*WORK INSTRUCTIONS*.
Keep only the lines where "warau" appears.
## START
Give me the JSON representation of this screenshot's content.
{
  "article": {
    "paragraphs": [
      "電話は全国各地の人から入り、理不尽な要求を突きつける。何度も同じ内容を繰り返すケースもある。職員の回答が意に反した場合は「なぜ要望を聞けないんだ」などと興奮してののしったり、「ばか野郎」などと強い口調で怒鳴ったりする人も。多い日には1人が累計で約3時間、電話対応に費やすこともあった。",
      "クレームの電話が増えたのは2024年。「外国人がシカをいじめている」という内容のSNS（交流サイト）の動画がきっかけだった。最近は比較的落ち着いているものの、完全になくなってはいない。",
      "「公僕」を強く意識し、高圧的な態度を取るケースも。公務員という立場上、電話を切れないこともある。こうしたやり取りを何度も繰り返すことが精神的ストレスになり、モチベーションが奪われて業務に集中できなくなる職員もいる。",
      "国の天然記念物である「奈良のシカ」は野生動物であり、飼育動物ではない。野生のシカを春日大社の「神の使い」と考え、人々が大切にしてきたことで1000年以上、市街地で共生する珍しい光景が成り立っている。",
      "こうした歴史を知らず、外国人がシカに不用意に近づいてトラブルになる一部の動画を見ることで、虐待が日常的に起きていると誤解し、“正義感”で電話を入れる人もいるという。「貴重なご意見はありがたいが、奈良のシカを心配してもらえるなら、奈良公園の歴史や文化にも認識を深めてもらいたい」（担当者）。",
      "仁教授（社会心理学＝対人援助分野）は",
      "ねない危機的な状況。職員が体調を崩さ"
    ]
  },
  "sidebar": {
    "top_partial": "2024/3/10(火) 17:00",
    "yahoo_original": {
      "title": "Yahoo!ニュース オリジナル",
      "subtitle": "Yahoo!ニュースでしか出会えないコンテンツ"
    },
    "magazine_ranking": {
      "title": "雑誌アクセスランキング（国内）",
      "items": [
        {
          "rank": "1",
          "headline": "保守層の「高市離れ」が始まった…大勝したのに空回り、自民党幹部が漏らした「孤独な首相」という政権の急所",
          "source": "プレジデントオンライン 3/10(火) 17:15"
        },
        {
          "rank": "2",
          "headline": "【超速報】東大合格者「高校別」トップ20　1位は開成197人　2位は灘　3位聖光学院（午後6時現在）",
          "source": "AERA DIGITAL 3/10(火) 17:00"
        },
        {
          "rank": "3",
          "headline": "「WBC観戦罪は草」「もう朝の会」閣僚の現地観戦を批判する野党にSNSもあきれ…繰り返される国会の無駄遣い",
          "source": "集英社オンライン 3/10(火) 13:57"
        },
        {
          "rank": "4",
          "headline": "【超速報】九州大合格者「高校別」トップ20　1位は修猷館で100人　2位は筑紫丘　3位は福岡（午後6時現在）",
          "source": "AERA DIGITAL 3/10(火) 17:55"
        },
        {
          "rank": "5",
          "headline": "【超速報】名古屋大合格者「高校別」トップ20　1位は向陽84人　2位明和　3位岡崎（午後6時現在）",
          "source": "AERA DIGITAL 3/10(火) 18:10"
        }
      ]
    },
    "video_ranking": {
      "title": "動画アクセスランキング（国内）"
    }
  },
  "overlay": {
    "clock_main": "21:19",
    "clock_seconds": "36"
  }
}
## END
## START
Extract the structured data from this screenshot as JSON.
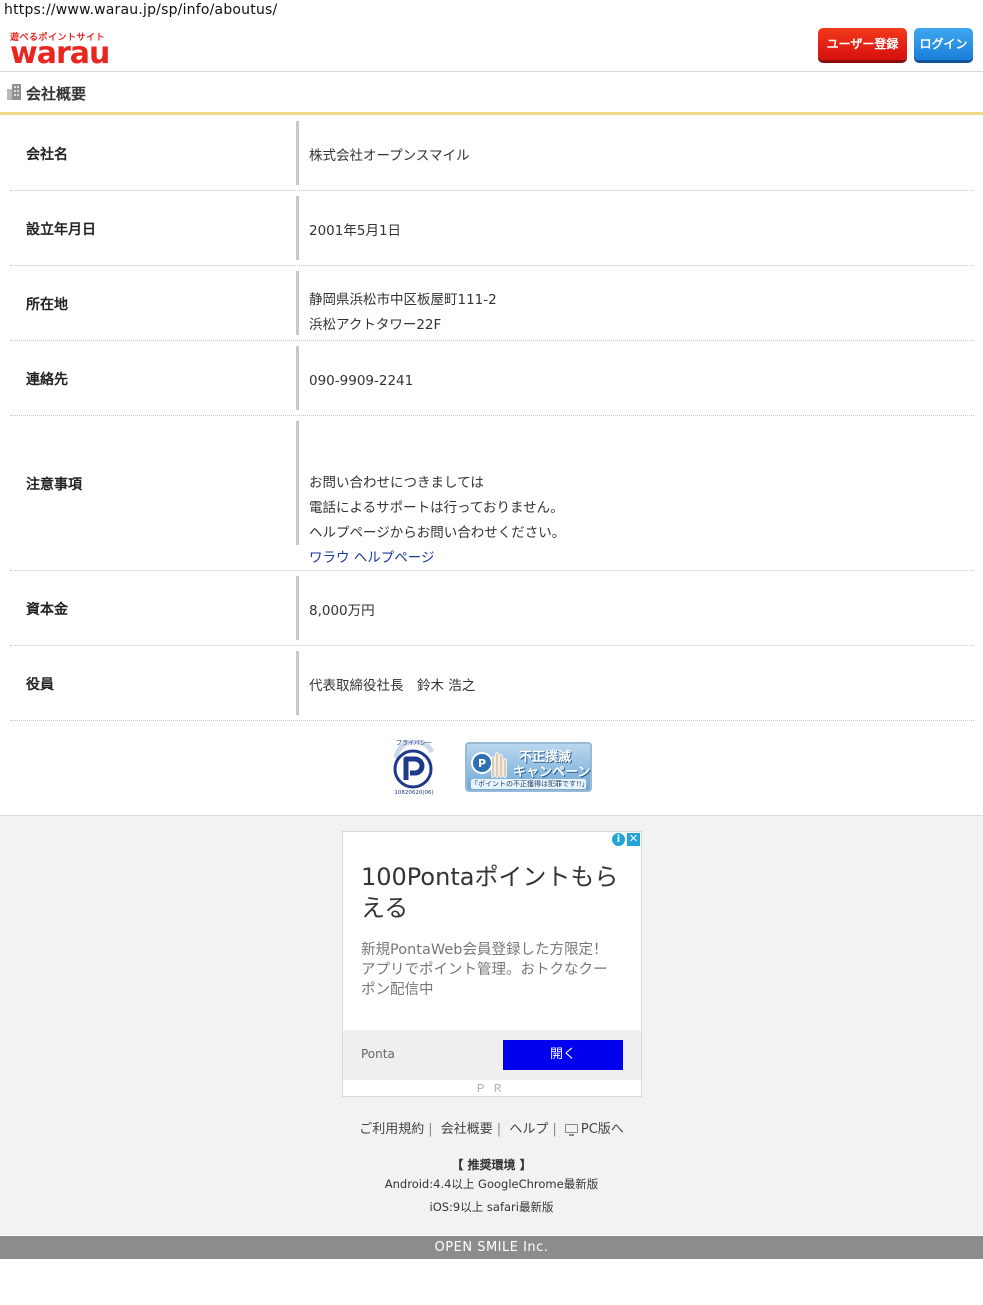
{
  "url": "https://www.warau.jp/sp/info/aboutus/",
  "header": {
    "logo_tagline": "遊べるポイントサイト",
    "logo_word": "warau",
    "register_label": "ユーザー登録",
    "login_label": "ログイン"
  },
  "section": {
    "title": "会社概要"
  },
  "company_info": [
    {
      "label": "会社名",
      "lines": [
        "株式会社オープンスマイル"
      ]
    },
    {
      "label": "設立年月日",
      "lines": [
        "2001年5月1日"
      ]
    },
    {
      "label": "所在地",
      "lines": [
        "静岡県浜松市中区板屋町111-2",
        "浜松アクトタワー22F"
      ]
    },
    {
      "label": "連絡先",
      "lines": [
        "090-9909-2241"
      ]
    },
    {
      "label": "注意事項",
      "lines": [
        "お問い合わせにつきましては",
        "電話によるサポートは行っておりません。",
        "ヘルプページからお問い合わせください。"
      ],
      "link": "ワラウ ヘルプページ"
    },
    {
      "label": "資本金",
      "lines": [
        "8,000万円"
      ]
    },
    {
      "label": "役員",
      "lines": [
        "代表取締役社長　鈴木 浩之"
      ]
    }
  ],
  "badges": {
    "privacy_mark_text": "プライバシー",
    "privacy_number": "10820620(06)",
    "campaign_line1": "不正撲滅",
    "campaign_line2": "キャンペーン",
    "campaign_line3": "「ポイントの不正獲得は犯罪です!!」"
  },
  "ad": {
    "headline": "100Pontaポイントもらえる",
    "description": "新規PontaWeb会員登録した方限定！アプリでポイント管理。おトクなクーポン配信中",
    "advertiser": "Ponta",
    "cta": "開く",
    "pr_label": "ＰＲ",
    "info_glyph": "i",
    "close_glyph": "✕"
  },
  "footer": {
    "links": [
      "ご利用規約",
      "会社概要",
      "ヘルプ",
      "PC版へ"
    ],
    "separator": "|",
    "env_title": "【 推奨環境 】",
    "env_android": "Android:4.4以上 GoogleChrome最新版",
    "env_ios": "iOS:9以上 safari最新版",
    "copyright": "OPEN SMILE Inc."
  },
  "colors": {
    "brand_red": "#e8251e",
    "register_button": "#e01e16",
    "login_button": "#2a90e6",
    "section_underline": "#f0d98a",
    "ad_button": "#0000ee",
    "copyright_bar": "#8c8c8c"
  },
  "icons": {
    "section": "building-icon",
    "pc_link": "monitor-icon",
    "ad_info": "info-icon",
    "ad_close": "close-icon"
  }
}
## END
*ANSWER TO THE PROBLEM*.
  "url": "https://www.warau.jp/sp/info/aboutus/",
    "logo_word": "warau",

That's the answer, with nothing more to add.